• [PROVIDED RECORDS]
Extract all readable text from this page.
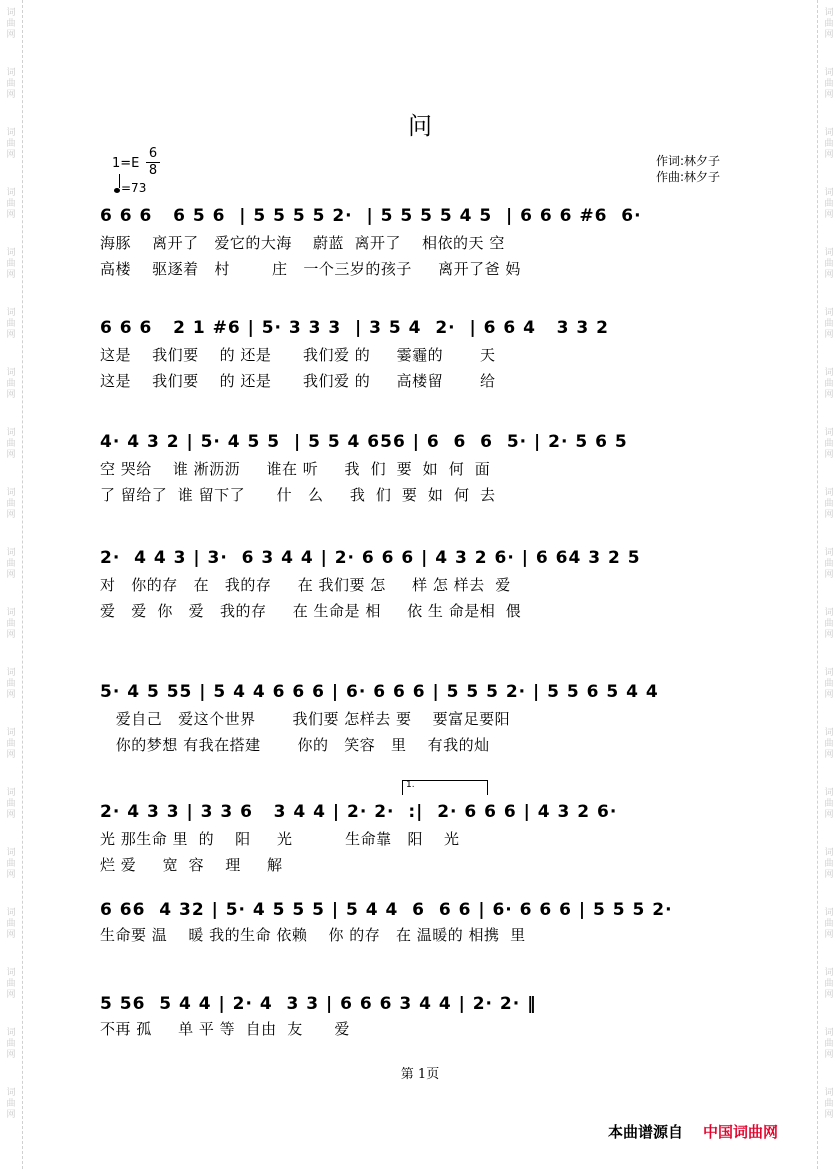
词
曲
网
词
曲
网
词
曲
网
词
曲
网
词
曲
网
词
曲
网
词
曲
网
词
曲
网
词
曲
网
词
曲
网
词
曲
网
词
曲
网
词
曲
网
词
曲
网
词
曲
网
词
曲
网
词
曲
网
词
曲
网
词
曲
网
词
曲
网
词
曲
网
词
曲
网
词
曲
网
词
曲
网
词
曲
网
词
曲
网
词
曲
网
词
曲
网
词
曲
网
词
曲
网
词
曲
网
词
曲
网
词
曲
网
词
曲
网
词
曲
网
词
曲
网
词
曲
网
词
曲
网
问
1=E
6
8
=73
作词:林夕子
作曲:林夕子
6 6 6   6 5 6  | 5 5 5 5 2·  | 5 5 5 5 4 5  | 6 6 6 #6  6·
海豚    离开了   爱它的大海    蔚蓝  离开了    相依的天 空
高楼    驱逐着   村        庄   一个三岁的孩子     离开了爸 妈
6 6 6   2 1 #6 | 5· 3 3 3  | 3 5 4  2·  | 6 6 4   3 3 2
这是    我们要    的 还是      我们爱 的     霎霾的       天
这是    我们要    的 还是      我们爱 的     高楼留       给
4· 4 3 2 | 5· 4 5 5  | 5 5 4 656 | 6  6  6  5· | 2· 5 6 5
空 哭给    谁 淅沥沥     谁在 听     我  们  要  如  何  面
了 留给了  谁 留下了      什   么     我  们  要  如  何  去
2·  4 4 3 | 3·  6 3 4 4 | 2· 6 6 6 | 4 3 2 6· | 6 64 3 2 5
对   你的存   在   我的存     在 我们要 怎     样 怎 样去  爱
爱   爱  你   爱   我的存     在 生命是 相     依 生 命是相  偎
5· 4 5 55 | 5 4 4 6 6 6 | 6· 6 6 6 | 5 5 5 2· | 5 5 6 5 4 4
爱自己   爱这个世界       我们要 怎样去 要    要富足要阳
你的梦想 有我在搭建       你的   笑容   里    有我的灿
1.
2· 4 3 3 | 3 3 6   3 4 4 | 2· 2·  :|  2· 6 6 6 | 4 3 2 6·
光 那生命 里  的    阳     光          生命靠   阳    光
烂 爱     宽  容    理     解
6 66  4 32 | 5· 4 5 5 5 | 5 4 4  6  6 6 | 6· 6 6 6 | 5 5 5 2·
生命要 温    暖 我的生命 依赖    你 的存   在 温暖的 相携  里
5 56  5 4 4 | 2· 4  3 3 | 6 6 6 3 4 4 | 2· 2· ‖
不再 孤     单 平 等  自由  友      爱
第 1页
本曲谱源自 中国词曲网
---
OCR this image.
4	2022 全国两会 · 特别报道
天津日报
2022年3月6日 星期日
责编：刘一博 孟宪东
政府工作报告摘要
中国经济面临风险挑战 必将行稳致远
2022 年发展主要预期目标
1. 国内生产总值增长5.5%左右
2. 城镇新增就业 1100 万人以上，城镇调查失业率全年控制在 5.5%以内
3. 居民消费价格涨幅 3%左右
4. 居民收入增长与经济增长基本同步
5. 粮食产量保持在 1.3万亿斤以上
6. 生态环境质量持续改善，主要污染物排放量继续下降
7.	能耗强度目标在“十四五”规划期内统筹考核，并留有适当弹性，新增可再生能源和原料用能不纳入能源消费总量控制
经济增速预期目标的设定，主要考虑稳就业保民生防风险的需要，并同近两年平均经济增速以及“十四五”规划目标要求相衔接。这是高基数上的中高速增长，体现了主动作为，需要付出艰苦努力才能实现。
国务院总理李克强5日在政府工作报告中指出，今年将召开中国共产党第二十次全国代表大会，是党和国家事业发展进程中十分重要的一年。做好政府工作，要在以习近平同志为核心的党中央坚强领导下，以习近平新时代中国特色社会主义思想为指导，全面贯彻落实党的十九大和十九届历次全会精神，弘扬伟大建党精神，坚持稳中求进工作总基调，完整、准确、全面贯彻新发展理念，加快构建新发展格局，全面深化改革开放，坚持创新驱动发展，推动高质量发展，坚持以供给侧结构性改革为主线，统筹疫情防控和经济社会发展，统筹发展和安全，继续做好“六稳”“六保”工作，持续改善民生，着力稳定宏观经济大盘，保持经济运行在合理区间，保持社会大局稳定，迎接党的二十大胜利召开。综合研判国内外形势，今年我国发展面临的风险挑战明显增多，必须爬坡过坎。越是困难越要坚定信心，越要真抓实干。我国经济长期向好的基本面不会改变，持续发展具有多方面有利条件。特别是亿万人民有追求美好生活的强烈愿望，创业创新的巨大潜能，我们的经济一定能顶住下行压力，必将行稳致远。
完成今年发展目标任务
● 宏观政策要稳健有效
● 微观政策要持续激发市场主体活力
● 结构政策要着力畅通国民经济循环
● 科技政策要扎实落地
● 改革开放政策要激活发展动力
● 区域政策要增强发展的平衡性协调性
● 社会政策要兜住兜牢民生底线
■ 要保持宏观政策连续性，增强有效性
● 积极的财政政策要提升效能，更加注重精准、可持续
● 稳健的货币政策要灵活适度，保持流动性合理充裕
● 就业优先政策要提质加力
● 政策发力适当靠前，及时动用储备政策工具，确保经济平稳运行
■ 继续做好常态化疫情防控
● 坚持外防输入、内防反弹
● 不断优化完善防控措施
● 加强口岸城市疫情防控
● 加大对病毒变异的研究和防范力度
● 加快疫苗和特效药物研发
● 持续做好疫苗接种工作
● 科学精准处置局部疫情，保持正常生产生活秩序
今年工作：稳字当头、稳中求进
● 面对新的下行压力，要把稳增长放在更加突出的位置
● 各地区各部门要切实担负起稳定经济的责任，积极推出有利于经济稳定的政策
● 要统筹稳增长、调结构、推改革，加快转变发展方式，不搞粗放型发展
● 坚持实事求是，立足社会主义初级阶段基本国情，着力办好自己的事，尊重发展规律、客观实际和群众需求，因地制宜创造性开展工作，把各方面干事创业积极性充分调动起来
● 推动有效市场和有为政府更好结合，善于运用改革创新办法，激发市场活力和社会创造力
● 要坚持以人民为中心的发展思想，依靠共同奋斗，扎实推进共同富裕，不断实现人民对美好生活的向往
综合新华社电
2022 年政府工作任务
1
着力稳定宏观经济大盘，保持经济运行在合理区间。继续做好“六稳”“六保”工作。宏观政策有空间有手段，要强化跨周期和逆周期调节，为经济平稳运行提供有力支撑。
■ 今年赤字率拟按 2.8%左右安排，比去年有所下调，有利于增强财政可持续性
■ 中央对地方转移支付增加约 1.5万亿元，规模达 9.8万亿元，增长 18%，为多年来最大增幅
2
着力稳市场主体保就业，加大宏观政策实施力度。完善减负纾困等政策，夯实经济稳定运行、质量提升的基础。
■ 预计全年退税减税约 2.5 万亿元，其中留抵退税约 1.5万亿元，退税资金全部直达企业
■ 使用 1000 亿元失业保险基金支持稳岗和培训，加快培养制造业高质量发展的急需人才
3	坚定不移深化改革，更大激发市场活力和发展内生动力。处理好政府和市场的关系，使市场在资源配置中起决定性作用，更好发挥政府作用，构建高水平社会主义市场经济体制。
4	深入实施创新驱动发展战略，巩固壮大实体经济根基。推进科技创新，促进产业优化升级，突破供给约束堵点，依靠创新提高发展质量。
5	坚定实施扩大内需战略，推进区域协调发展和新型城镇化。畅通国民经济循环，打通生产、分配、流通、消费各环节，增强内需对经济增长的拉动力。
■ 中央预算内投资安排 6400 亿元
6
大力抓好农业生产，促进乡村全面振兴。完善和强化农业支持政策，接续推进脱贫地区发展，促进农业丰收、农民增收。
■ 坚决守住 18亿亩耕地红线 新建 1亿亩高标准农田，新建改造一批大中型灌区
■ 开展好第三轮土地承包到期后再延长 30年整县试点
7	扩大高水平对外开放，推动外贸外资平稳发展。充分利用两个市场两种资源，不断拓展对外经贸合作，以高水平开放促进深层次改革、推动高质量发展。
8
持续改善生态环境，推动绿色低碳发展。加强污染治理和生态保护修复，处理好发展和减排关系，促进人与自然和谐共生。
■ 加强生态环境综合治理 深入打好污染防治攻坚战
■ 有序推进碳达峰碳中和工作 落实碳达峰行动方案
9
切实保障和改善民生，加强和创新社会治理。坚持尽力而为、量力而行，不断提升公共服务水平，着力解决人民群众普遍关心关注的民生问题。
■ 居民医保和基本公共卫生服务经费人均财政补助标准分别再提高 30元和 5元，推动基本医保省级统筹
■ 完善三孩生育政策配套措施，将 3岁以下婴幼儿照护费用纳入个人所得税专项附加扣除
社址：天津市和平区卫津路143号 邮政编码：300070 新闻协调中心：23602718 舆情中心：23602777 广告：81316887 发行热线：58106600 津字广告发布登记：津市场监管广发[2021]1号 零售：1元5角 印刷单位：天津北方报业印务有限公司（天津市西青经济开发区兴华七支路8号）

• [WHAT IS BEING ASKED] Look through the listing above. Pick out each line with "this" and copy it.

• [OUTPUT OF THE TASK]
Extract all readable text from this page.
OCR this image.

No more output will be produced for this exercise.